▸ Given problem
Nothing but the lines from the one that contains "Transcribe the text in this document." through the end of the listing should appear, set down exactly.

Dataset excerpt

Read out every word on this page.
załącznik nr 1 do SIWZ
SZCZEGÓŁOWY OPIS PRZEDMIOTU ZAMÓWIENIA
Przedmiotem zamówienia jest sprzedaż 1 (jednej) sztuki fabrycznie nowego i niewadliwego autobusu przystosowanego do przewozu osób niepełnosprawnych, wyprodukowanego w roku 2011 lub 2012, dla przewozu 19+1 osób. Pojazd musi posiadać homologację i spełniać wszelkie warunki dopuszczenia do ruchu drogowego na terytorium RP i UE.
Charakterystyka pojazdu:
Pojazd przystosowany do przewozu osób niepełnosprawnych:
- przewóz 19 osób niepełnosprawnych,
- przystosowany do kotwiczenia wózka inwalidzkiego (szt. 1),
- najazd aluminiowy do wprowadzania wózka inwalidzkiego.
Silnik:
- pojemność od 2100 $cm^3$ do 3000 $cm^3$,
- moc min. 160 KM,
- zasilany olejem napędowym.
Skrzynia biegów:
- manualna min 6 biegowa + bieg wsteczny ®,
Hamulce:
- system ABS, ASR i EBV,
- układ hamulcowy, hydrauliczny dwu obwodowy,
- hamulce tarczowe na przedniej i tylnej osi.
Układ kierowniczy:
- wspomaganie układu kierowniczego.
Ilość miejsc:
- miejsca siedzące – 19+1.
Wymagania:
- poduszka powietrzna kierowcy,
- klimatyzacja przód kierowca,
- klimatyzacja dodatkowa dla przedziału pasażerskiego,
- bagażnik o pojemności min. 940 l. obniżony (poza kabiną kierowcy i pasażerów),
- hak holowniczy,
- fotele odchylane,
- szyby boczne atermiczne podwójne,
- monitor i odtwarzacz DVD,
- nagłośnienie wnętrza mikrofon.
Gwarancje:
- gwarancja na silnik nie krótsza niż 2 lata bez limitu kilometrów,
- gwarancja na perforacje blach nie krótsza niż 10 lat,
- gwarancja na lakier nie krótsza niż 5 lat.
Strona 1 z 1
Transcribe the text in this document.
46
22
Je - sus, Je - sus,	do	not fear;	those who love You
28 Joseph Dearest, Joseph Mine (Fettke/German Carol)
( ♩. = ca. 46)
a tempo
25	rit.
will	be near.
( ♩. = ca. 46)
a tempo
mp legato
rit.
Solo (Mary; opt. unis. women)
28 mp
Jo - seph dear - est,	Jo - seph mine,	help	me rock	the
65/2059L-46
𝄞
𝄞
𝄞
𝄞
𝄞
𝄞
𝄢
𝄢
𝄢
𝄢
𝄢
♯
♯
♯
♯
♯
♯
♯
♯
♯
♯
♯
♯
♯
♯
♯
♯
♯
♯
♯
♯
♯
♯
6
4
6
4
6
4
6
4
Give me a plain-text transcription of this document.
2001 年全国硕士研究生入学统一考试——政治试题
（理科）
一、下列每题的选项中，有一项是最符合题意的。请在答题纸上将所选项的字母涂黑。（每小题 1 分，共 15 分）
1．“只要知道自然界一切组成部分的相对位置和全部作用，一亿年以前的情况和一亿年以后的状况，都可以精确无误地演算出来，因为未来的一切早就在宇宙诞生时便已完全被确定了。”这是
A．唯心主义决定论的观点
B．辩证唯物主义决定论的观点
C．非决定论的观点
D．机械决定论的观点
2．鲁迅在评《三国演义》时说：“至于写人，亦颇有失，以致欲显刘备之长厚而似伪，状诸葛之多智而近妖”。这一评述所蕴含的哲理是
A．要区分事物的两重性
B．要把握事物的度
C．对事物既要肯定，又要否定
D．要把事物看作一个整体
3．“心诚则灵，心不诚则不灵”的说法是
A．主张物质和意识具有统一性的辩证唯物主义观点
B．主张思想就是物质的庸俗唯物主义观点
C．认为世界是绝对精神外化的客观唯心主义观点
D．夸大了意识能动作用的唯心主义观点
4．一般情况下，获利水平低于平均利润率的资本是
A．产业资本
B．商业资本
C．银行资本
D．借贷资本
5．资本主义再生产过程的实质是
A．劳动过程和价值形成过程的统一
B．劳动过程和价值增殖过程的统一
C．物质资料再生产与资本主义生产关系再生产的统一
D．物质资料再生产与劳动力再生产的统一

▸ Answer in full
Transcribe the text in this document.
46
22
Je - sus, Je - sus,	do	not fear;	those who love You
28 Joseph Dearest, Joseph Mine (Fettke/German Carol)
( ♩. = ca. 46)
a tempo
25	rit.
will	be near.
( ♩. = ca. 46)
a tempo
mp legato
rit.
Solo (Mary; opt. unis. women)
28 mp
Jo - seph dear - est,	Jo - seph mine,	help	me rock	the
65/2059L-46
𝄞
𝄞
𝄞
𝄞
𝄞
𝄞
𝄢
𝄢
𝄢
𝄢
𝄢
♯
♯
♯
♯
♯
♯
♯
♯
♯
♯
♯
♯
♯
♯
♯
♯
♯
♯
♯
♯
♯
♯
6
4
6
4
6
4
6
4
Give me a plain-text transcription of this document.
2001 年全国硕士研究生入学统一考试——政治试题
（理科）
一、下列每题的选项中，有一项是最符合题意的。请在答题纸上将所选项的字母涂黑。（每小题 1 分，共 15 分）
1．“只要知道自然界一切组成部分的相对位置和全部作用，一亿年以前的情况和一亿年以后的状况，都可以精确无误地演算出来，因为未来的一切早就在宇宙诞生时便已完全被确定了。”这是
A．唯心主义决定论的观点
B．辩证唯物主义决定论的观点
C．非决定论的观点
D．机械决定论的观点
2．鲁迅在评《三国演义》时说：“至于写人，亦颇有失，以致欲显刘备之长厚而似伪，状诸葛之多智而近妖”。这一评述所蕴含的哲理是
A．要区分事物的两重性
B．要把握事物的度
C．对事物既要肯定，又要否定
D．要把事物看作一个整体
3．“心诚则灵，心不诚则不灵”的说法是
A．主张物质和意识具有统一性的辩证唯物主义观点
B．主张思想就是物质的庸俗唯物主义观点
C．认为世界是绝对精神外化的客观唯心主义观点
D．夸大了意识能动作用的唯心主义观点
4．一般情况下，获利水平低于平均利润率的资本是
A．产业资本
B．商业资本
C．银行资本
D．借贷资本
5．资本主义再生产过程的实质是
A．劳动过程和价值形成过程的统一
B．劳动过程和价值增殖过程的统一
C．物质资料再生产与资本主义生产关系再生产的统一
D．物质资料再生产与劳动力再生产的统一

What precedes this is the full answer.